[Problem statement]
Reproduce all of the listing below without alteration.

[Extracted information]

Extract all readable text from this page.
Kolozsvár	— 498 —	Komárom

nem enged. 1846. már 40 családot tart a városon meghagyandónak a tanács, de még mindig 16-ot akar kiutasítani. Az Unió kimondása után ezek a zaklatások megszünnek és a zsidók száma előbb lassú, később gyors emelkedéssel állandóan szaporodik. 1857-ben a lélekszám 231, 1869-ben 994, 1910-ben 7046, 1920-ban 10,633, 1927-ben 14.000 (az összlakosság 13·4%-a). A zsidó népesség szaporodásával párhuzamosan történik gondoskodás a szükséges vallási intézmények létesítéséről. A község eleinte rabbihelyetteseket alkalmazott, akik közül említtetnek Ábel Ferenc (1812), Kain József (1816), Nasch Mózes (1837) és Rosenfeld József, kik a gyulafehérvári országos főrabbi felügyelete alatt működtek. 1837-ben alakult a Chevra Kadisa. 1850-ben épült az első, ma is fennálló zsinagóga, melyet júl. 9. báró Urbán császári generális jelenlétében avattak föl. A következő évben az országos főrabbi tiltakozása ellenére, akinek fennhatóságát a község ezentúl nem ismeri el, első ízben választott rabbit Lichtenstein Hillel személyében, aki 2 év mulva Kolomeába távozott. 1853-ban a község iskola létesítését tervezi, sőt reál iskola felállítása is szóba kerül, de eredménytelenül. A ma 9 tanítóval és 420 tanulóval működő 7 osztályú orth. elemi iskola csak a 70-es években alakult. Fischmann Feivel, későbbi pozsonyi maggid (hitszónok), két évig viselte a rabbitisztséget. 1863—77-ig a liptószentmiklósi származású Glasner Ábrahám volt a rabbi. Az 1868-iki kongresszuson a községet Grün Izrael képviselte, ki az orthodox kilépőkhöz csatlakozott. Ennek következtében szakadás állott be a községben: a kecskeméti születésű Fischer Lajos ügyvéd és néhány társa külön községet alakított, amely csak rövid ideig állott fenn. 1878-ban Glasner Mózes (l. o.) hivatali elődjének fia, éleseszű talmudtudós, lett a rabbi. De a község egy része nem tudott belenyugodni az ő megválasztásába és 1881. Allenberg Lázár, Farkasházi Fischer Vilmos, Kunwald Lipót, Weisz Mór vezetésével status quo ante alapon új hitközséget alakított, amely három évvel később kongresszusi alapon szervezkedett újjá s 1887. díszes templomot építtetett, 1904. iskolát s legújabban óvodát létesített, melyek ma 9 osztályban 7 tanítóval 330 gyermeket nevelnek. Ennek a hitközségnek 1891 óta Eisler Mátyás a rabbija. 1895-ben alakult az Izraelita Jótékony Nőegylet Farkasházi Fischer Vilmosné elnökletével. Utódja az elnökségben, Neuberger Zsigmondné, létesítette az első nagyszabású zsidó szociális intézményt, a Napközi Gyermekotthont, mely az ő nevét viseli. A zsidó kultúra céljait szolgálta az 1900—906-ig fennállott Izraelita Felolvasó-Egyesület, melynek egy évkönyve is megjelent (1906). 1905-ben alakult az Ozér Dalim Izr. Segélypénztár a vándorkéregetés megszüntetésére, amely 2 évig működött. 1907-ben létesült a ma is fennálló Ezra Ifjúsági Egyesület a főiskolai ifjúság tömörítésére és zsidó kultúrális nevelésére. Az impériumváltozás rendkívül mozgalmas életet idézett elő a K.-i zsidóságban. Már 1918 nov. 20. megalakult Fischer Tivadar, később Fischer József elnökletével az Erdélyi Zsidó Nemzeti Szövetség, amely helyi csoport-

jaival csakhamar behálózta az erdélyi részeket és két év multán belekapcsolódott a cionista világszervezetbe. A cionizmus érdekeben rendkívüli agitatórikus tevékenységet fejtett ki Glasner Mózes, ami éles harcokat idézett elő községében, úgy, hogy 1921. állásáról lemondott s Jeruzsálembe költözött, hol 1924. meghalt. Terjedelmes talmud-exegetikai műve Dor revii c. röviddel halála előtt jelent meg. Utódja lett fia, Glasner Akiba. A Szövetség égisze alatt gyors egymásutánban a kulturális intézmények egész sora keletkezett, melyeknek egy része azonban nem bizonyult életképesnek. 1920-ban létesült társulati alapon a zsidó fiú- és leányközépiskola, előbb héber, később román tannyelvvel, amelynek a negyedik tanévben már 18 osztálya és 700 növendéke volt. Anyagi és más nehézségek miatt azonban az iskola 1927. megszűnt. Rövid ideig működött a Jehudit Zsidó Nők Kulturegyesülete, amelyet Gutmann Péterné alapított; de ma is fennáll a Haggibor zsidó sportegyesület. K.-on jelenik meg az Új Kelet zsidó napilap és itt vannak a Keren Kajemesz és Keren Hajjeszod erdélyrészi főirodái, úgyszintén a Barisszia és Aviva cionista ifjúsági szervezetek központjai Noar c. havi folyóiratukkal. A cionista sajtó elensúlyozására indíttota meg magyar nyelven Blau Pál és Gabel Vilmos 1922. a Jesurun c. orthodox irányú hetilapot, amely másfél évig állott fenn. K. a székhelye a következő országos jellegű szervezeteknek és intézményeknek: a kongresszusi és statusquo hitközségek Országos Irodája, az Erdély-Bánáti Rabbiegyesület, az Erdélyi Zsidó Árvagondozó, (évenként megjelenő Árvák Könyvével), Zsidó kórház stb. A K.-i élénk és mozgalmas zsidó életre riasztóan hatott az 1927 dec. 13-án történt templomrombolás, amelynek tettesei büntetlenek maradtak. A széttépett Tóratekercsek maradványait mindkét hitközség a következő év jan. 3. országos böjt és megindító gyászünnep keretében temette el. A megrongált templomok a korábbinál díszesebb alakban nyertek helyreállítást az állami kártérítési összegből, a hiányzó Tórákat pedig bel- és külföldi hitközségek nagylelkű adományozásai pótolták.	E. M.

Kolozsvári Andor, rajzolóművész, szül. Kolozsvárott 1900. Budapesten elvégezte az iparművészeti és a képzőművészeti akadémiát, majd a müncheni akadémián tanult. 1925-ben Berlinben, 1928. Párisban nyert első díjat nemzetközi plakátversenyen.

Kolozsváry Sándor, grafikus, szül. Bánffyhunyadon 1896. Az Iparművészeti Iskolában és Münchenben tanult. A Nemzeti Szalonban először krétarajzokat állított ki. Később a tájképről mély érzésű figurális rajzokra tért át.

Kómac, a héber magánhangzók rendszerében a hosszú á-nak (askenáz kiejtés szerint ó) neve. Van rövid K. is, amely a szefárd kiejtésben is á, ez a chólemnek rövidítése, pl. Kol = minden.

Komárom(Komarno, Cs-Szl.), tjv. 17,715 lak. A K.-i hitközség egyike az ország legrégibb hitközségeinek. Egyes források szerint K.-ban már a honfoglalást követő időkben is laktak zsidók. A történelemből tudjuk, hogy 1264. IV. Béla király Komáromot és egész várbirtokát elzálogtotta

[Written response]
Extract all readable text from this page.
Kolozsvár	— 498 —	Komárom

nem enged. 1846. már 40 családot tart a városon meghagyandónak a tanács, de még mindig 16-ot akar kiutasítani. Az Unió kimondása után ezek a zaklatások megszünnek és a zsidók száma előbb lassú, később gyors emelkedéssel állandóan szaporodik. 1857-ben a lélekszám 231, 1869-ben 994, 1910-ben 7046, 1920-ban 10,633, 1927-ben 14.000 (az összlakosság 13·4%-a). A zsidó népesség szaporodásával párhuzamosan történik gondoskodás a szükséges vallási intézmények létesítéséről. A község eleinte rabbihelyetteseket alkalmazott, akik közül említtetnek Ábel Ferenc (1812), Kain József (1816), Nasch Mózes (1837) és Rosenfeld József, kik a gyulafehérvári országos főrabbi felügyelete alatt működtek. 1837-ben alakult a Chevra Kadisa. 1850-ben épült az első, ma is fennálló zsinagóga, melyet júl. 9. báró Urbán császári generális jelenlétében avattak föl. A következő évben az országos főrabbi tiltakozása ellenére, akinek fennhatóságát a község ezentúl nem ismeri el, első ízben választott rabbit Lichtenstein Hillel személyében, aki 2 év mulva Kolomeába távozott. 1853-ban a község iskola létesítését tervezi, sőt reál iskola felállítása is szóba kerül, de eredménytelenül. A ma 9 tanítóval és 420 tanulóval működő 7 osztályú orth. elemi iskola csak a 70-es években alakult. Fischmann Feivel, későbbi pozsonyi maggid (hitszónok), két évig viselte a rabbitisztséget. 1863—77-ig a liptószentmiklósi származású Glasner Ábrahám volt a rabbi. Az 1868-iki kongresszuson a községet Grün Izrael képviselte, ki az orthodox kilépőkhöz csatlakozott. Ennek következtében szakadás állott be a községben: a kecskeméti születésű Fischer Lajos ügyvéd és néhány társa külön községet alakított, amely csak rövid ideig állott fenn. 1878-ban Glasner Mózes (l. o.) hivatali elődjének fia, éleseszű talmudtudós, lett a rabbi. De a község egy része nem tudott belenyugodni az ő megválasztásába és 1881. Allenberg Lázár, Farkasházi Fischer Vilmos, Kunwald Lipót, Weisz Mór vezetésével status quo ante alapon új hitközséget alakított, amely három évvel később kongresszusi alapon szervezkedett újjá s 1887. díszes templomot építtetett, 1904. iskolát s legújabban óvodát létesített, melyek ma 9 osztályban 7 tanítóval 330 gyermeket nevelnek. Ennek a hitközségnek 1891 óta Eisler Mátyás a rabbija. 1895-ben alakult az Izraelita Jótékony Nőegylet Farkasházi Fischer Vilmosné elnökletével. Utódja az elnökségben, Neuberger Zsigmondné, létesítette az első nagyszabású zsidó szociális intézményt, a Napközi Gyermekotthont, mely az ő nevét viseli. A zsidó kultúra céljait szolgálta az 1900—906-ig fennállott Izraelita Felolvasó-Egyesület, melynek egy évkönyve is megjelent (1906). 1905-ben alakult az Ozér Dalim Izr. Segélypénztár a vándorkéregetés megszüntetésére, amely 2 évig működött. 1907-ben létesült a ma is fennálló Ezra Ifjúsági Egyesület a főiskolai ifjúság tömörítésére és zsidó kultúrális nevelésére. Az impériumváltozás rendkívül mozgalmas életet idézett elő a K.-i zsidóságban. Már 1918 nov. 20. megalakult Fischer Tivadar, később Fischer József elnökletével az Erdélyi Zsidó Nemzeti Szövetség, amely helyi csoport-

jaival csakhamar behálózta az erdélyi részeket és két év multán belekapcsolódott a cionista világszervezetbe. A cionizmus érdekeben rendkívüli agitatórikus tevékenységet fejtett ki Glasner Mózes, ami éles harcokat idézett elő községében, úgy, hogy 1921. állásáról lemondott s Jeruzsálembe költözött, hol 1924. meghalt. Terjedelmes talmud-exegetikai műve Dor revii c. röviddel halála előtt jelent meg. Utódja lett fia, Glasner Akiba. A Szövetség égisze alatt gyors egymásutánban a kulturális intézmények egész sora keletkezett, melyeknek egy része azonban nem bizonyult életképesnek. 1920-ban létesült társulati alapon a zsidó fiú- és leányközépiskola, előbb héber, később román tannyelvvel, amelynek a negyedik tanévben már 18 osztálya és 700 növendéke volt. Anyagi és más nehézségek miatt azonban az iskola 1927. megszűnt. Rövid ideig működött a Jehudit Zsidó Nők Kulturegyesülete, amelyet Gutmann Péterné alapított; de ma is fennáll a Haggibor zsidó sportegyesület. K.-on jelenik meg az Új Kelet zsidó napilap és itt vannak a Keren Kajemesz és Keren Hajjeszod erdélyrészi főirodái, úgyszintén a Barisszia és Aviva cionista ifjúsági szervezetek központjai Noar c. havi folyóiratukkal. A cionista sajtó elensúlyozására indíttota meg magyar nyelven Blau Pál és Gabel Vilmos 1922. a Jesurun c. orthodox irányú hetilapot, amely másfél évig állott fenn. K. a székhelye a következő országos jellegű szervezeteknek és intézményeknek: a kongresszusi és statusquo hitközségek Országos Irodája, az Erdély-Bánáti Rabbiegyesület, az Erdélyi Zsidó Árvagondozó, (évenként megjelenő Árvák Könyvével), Zsidó kórház stb. A K.-i élénk és mozgalmas zsidó életre riasztóan hatott az 1927 dec. 13-án történt templomrombolás, amelynek tettesei büntetlenek maradtak. A széttépett Tóratekercsek maradványait mindkét hitközség a következő év jan. 3. országos böjt és megindító gyászünnep keretében temette el. A megrongált templomok a korábbinál díszesebb alakban nyertek helyreállítást az állami kártérítési összegből, a hiányzó Tórákat pedig bel- és külföldi hitközségek nagylelkű adományozásai pótolták.	E. M.

Kolozsvári Andor, rajzolóművész, szül. Kolozsvárott 1900. Budapesten elvégezte az iparművészeti és a képzőművészeti akadémiát, majd a müncheni akadémián tanult. 1925-ben Berlinben, 1928. Párisban nyert első díjat nemzetközi plakátversenyen.

Kolozsváry Sándor, grafikus, szül. Bánffyhunyadon 1896. Az Iparművészeti Iskolában és Münchenben tanult. A Nemzeti Szalonban először krétarajzokat állított ki. Később a tájképről mély érzésű figurális rajzokra tért át.

Kómac, a héber magánhangzók rendszerében a hosszú á-nak (askenáz kiejtés szerint ó) neve. Van rövid K. is, amely a szefárd kiejtésben is á, ez a chólemnek rövidítése, pl. Kol = minden.

Komárom(Komarno, Cs-Szl.), tjv. 17,715 lak. A K.-i hitközség egyike az ország legrégibb hitközségeinek. Egyes források szerint K.-ban már a honfoglalást követő időkben is laktak zsidók. A történelemből tudjuk, hogy 1264. IV. Béla király Komáromot és egész várbirtokát elzálogtotta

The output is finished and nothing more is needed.